Count how many lines mention the word "JSON". Write that number alone.

## START

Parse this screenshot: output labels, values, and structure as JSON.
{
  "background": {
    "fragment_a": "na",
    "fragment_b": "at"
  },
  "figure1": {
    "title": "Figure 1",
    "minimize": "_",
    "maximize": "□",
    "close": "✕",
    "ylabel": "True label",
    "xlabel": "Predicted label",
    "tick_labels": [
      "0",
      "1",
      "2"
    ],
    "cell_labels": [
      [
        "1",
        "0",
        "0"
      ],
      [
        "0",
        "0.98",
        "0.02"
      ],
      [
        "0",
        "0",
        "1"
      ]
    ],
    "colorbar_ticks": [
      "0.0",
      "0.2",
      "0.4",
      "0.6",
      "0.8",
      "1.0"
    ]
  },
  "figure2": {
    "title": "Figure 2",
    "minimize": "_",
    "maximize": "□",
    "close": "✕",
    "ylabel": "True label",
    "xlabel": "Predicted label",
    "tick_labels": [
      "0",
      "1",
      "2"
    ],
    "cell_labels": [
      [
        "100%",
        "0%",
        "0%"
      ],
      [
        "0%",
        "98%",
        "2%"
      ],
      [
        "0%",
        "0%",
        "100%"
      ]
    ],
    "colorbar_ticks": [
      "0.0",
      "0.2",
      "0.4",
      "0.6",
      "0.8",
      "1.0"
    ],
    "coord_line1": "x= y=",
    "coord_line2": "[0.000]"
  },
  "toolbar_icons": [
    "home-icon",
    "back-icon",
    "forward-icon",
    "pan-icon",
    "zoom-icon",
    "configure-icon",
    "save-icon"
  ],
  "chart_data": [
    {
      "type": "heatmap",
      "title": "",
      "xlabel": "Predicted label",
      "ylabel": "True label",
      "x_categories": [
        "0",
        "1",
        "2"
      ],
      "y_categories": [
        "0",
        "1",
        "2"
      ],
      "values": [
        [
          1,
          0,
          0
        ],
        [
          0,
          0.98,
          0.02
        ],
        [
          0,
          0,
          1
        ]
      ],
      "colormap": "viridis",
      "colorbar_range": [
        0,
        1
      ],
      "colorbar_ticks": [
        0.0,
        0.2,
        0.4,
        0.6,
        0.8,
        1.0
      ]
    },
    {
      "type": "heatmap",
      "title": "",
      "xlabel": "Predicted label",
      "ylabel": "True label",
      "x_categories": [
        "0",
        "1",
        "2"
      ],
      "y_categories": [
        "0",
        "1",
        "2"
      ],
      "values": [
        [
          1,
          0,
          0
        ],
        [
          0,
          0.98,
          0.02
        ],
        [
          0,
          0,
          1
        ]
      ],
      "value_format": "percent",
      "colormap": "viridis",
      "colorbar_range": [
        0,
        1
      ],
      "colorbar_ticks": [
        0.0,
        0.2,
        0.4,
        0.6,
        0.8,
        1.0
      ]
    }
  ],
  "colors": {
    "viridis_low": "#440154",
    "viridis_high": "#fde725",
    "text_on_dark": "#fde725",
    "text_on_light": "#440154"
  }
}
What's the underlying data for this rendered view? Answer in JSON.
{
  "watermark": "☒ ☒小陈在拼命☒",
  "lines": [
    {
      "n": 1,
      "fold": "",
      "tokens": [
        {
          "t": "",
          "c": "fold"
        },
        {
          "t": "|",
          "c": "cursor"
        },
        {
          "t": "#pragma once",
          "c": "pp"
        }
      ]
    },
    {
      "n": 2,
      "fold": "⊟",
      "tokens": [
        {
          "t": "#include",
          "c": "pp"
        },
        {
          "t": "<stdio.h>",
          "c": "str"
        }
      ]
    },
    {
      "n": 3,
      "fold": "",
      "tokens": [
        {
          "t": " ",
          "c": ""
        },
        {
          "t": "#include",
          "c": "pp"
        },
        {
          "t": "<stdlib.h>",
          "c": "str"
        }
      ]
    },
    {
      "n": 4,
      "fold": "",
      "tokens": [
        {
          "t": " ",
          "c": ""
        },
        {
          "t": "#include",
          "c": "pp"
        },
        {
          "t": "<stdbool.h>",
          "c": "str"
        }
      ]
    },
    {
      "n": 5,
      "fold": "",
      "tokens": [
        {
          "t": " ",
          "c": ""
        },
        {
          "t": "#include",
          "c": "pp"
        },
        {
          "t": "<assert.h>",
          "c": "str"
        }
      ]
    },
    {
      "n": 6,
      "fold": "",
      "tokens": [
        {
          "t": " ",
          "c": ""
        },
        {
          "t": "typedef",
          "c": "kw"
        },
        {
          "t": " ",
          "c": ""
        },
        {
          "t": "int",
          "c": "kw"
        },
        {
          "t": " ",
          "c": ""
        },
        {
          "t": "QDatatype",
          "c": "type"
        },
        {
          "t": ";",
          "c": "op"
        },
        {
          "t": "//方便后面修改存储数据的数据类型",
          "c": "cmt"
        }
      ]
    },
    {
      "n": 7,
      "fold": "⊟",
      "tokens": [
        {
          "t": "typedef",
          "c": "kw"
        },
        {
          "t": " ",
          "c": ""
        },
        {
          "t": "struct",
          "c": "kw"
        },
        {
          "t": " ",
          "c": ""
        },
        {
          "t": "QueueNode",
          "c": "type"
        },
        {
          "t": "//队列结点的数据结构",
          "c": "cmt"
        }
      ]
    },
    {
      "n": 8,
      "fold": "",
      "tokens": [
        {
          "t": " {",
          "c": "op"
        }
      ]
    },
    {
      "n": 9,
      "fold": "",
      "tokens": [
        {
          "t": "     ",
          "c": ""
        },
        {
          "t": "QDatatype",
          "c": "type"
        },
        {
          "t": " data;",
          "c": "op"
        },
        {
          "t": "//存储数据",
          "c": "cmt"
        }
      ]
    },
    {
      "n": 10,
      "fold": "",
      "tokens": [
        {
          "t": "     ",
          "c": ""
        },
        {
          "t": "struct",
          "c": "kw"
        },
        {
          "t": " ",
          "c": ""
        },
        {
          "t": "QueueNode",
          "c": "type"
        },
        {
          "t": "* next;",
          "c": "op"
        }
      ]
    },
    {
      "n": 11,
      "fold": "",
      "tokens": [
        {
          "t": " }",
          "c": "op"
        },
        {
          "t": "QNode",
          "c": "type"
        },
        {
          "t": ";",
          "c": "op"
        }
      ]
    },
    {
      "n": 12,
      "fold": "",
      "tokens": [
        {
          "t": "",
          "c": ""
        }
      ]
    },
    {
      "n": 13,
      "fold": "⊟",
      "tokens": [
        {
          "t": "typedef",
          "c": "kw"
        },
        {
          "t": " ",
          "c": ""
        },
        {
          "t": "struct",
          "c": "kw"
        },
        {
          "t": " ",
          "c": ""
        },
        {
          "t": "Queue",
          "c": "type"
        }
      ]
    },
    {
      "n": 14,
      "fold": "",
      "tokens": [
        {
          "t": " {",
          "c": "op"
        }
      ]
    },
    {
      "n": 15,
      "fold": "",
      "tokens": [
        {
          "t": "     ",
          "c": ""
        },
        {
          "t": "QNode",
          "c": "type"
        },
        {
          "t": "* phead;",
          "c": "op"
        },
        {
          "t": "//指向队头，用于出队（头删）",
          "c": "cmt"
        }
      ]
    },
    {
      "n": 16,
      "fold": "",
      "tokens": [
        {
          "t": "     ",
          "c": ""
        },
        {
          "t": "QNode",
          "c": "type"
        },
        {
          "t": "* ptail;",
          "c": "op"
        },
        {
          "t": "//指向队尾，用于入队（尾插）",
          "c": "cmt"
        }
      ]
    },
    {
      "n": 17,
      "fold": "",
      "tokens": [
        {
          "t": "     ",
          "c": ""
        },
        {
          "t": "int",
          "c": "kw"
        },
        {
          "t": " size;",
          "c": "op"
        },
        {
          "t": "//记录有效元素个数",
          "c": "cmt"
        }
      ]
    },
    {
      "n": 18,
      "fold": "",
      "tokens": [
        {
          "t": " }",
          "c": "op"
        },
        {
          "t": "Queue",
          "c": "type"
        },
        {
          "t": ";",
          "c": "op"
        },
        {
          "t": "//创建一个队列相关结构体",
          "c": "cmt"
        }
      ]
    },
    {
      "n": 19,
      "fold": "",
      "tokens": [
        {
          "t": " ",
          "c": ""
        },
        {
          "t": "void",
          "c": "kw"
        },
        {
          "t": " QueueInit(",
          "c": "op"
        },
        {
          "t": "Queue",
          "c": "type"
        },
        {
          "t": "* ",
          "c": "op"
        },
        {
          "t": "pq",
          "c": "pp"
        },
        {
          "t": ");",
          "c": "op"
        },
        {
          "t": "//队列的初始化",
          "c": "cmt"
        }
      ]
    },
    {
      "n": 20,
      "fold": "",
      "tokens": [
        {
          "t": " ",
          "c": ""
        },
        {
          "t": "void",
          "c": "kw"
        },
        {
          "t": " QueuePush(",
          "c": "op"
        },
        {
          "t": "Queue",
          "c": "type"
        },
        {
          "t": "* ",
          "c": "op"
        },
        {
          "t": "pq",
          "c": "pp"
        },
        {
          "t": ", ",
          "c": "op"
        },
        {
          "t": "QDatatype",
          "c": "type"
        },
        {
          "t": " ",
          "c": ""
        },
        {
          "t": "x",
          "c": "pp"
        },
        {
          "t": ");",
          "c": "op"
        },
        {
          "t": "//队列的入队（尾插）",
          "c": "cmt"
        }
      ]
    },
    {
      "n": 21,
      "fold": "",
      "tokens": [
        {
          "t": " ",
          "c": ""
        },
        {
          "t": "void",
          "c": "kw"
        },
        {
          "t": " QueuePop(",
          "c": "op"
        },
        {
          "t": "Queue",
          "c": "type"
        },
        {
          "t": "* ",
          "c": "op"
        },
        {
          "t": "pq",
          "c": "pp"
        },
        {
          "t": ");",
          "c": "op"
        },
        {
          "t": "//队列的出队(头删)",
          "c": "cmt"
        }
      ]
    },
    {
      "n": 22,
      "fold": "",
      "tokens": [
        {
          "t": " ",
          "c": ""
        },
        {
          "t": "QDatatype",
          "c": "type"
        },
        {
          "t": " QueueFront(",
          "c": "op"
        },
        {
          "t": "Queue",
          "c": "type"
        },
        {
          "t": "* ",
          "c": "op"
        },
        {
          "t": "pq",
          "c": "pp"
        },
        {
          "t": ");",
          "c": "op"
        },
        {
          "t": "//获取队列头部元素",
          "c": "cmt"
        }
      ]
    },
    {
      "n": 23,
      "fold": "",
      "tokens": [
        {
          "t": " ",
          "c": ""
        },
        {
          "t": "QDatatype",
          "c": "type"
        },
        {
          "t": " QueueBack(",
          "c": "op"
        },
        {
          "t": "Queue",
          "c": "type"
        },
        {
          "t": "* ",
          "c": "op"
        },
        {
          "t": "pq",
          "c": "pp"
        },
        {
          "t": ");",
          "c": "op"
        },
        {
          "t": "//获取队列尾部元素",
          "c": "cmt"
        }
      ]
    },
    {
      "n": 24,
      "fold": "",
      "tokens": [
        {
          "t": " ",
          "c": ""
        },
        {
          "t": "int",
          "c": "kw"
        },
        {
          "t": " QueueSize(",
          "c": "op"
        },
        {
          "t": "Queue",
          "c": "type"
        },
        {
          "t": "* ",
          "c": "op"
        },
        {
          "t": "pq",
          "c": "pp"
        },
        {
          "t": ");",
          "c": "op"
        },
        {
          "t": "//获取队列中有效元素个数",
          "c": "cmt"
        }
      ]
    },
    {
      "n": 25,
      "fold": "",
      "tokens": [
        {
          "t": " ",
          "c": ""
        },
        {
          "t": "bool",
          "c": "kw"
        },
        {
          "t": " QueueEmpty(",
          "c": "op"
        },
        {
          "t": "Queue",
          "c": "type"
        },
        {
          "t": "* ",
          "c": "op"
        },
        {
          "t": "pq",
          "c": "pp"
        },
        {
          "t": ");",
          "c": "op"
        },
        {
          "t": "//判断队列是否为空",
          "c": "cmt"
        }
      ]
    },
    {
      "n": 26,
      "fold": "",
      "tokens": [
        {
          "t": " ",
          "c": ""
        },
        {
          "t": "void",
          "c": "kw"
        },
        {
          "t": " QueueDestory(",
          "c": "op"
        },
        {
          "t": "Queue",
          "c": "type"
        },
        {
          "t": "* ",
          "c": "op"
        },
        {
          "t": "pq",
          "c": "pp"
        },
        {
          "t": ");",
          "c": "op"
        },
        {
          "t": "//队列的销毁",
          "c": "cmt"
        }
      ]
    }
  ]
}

## END

--- TASK RESULT ---
2